* REQUIREMENT
Look through the material below. Copy every line with the string "document" in it.

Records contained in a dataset
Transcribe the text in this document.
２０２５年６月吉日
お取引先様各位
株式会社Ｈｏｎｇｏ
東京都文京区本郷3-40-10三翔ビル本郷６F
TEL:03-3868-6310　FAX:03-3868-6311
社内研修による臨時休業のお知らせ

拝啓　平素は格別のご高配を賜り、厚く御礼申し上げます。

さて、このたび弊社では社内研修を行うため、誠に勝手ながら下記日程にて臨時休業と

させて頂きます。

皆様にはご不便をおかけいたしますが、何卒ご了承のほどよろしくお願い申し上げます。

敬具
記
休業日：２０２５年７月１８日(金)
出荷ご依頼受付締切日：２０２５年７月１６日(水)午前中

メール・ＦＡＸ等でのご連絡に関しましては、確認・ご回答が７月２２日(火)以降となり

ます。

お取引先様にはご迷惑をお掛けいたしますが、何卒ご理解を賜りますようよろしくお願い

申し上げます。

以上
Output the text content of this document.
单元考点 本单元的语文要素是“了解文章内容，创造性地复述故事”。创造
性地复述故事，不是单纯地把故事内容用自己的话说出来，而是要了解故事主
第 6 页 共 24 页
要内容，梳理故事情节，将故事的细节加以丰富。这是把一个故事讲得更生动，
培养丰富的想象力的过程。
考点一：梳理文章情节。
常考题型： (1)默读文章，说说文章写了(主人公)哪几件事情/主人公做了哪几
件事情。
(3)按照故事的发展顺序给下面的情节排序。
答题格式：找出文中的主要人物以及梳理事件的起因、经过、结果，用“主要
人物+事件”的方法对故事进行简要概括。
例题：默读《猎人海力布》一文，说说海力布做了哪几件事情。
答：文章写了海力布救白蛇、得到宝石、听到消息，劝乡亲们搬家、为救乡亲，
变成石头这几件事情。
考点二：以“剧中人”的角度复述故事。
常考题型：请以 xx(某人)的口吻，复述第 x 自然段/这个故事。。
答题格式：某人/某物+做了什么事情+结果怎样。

* ANSWER TO THE PROBLEM
Transcribe the text in this document.
Output the text content of this document.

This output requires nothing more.